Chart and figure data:

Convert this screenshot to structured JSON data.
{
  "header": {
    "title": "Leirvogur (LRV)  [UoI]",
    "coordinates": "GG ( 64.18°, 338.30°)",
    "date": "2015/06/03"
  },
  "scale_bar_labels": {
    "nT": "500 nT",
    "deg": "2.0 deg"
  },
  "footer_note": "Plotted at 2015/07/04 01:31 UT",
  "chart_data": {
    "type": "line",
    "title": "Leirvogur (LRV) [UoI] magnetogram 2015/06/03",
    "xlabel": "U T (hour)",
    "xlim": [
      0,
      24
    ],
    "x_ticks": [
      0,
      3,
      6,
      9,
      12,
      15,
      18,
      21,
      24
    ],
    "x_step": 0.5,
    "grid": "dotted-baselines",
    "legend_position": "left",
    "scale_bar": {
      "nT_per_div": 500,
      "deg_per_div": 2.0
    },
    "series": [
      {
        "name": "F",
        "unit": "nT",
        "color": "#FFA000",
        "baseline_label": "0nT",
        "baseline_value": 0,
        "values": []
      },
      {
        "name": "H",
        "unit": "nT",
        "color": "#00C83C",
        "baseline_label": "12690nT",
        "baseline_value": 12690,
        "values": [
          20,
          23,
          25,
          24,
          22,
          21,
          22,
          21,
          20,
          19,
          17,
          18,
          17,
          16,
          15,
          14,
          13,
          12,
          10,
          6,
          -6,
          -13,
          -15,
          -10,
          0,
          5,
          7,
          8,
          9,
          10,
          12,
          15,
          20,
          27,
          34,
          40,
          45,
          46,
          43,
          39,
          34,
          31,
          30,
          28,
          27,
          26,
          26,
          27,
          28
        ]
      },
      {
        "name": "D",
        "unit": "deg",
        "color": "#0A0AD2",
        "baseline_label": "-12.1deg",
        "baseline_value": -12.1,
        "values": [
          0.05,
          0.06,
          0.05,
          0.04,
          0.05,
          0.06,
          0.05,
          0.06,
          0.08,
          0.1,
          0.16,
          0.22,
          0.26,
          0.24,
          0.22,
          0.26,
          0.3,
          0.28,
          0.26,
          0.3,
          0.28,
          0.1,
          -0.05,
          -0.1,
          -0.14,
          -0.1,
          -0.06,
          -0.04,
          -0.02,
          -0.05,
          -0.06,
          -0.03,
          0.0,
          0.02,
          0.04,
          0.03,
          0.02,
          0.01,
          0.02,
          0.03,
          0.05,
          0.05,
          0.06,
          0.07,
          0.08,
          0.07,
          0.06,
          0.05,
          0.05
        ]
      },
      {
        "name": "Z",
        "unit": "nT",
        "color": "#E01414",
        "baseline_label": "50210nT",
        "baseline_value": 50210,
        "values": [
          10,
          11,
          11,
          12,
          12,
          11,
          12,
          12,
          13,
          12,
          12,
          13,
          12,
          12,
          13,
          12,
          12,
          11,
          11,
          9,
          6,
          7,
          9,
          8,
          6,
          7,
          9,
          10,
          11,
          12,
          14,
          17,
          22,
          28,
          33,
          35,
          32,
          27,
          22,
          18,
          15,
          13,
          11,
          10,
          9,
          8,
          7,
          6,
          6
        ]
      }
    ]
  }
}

Problem description: Which lines in the records above contain the string "title"? Copy each one.

The output:
    "title": "Leirvogur (LRV)  [UoI]",
    "title": "Leirvogur (LRV) [UoI] magnetogram 2015/06/03",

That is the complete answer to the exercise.